● **Material supplied**

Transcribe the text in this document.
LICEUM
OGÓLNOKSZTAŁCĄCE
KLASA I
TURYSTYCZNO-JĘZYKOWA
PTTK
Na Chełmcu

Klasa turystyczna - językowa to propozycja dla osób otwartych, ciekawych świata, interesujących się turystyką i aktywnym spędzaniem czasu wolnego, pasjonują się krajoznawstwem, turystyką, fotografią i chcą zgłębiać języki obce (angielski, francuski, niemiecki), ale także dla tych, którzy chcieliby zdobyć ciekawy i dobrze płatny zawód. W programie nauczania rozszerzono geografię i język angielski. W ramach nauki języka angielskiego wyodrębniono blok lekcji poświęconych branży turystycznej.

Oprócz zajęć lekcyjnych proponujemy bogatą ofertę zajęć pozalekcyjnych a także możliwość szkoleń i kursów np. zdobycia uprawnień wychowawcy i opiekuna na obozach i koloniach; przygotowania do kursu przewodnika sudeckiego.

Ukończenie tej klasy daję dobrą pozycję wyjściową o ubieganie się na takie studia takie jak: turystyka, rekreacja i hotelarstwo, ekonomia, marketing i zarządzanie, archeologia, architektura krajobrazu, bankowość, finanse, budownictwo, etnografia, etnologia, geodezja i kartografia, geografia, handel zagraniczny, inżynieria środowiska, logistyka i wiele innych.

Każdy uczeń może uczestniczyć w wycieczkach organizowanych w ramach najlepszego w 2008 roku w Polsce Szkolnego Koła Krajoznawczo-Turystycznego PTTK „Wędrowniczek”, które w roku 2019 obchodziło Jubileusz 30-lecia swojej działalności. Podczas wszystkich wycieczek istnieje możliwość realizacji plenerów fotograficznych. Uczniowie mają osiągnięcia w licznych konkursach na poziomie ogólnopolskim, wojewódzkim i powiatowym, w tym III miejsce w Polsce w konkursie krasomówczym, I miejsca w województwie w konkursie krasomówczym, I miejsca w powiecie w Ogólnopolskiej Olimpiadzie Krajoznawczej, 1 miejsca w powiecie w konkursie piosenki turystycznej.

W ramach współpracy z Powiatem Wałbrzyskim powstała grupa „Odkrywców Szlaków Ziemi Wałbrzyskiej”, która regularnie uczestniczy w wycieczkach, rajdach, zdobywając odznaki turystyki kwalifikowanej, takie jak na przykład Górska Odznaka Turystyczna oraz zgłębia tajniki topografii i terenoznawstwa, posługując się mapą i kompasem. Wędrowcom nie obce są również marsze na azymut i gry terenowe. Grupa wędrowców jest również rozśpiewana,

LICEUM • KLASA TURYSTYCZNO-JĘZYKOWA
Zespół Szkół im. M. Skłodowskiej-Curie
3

● **What is asked**
Show every line in the records above that contains the word "LICEUM".

● **Final result**
LICEUM
LICEUM • KLASA TURYSTYCZNO-JĘZYKOWA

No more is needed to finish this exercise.